[START Exercise data]
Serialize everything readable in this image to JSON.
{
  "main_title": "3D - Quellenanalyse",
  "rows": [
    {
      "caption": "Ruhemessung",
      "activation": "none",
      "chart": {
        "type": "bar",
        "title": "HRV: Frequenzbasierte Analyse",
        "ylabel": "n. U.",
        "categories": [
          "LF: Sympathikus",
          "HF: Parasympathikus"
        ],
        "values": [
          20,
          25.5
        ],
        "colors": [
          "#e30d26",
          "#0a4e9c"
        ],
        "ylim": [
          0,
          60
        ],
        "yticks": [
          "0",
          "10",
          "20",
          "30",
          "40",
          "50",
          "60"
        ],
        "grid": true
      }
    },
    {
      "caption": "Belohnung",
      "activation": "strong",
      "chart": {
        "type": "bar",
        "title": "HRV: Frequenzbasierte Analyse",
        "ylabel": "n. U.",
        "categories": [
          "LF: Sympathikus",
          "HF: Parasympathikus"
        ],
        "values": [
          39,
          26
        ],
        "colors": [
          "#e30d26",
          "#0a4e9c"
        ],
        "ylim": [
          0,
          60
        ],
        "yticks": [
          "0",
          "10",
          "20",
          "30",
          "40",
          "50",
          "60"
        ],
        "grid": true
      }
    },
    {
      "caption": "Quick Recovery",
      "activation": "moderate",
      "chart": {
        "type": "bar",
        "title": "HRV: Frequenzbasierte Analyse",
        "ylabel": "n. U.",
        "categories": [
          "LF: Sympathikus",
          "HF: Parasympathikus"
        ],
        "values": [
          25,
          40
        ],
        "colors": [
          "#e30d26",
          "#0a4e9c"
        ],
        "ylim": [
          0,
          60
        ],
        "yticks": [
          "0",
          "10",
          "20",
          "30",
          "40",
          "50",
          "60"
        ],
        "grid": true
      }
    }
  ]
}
[END Exercise data]
> **Exercise requirements**
Take each line containing the string "activation" and copy it out.

> **Complete output**
      "activation": "none",
      "activation": "strong",
      "activation": "moderate",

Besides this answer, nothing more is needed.